Only the number is needed: how many lines contain the word "Sitio"?

--------------------

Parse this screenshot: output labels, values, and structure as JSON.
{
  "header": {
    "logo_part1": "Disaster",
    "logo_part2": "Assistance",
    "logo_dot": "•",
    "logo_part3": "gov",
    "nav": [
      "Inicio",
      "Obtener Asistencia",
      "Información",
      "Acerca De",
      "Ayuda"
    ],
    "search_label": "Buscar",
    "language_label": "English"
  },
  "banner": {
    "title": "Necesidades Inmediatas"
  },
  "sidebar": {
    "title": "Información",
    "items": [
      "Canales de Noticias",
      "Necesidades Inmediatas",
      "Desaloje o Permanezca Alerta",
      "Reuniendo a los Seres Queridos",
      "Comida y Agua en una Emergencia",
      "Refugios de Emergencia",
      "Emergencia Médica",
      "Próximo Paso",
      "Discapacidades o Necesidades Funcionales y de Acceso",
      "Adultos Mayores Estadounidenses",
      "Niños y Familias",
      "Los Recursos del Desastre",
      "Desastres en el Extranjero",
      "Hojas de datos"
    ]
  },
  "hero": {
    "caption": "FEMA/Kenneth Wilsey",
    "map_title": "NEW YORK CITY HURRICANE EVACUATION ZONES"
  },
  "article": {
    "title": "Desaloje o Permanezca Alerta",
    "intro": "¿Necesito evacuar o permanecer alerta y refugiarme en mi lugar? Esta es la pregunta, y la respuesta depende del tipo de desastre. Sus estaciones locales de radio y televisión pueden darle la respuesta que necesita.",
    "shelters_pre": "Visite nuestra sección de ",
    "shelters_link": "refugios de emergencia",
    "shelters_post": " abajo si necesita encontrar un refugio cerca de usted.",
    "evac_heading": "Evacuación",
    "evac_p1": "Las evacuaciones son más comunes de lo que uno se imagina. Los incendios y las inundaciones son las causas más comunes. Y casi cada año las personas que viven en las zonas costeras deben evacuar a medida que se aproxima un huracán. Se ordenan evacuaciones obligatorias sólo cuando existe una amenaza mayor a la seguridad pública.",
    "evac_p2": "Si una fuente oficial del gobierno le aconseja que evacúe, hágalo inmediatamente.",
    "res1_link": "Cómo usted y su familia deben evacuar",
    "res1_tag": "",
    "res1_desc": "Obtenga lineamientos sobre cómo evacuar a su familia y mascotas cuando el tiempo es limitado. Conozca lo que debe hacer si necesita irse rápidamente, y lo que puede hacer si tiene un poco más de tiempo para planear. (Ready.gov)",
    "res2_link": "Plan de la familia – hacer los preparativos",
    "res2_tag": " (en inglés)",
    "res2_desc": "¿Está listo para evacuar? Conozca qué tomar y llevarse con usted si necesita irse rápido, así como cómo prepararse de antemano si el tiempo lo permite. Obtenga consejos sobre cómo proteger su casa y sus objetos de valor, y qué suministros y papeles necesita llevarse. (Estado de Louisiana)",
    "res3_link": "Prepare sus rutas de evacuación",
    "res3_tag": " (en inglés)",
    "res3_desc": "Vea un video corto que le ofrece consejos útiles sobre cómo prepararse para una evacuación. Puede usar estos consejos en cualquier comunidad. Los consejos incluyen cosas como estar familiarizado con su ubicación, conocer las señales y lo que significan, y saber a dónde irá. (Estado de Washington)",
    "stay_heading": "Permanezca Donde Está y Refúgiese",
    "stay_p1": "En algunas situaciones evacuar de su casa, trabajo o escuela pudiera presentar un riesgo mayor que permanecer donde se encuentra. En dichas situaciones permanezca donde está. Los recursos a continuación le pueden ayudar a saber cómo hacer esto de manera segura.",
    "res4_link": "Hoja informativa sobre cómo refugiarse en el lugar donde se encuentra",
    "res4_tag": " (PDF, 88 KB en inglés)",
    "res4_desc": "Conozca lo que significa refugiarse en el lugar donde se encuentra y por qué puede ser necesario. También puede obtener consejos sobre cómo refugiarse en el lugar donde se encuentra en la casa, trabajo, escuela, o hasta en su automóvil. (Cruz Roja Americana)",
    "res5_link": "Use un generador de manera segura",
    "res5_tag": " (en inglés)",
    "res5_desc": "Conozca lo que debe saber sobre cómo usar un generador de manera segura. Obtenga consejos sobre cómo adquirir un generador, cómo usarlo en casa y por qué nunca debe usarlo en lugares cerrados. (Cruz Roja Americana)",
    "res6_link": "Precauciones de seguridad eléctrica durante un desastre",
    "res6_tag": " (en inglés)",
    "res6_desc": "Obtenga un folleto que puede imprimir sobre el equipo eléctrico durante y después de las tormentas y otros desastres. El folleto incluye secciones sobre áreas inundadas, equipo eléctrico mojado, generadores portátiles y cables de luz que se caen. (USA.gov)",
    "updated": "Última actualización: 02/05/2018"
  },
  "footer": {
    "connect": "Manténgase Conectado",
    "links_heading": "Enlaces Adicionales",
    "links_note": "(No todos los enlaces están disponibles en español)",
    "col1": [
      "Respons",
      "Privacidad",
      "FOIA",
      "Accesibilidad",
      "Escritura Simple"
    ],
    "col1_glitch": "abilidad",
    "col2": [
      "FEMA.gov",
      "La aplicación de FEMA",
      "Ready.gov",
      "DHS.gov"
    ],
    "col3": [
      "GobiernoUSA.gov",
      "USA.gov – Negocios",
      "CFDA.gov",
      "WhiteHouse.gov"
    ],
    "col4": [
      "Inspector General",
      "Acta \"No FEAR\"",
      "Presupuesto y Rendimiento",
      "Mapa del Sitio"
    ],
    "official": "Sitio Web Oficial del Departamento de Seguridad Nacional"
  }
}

--------------------

== Expected answer ==
2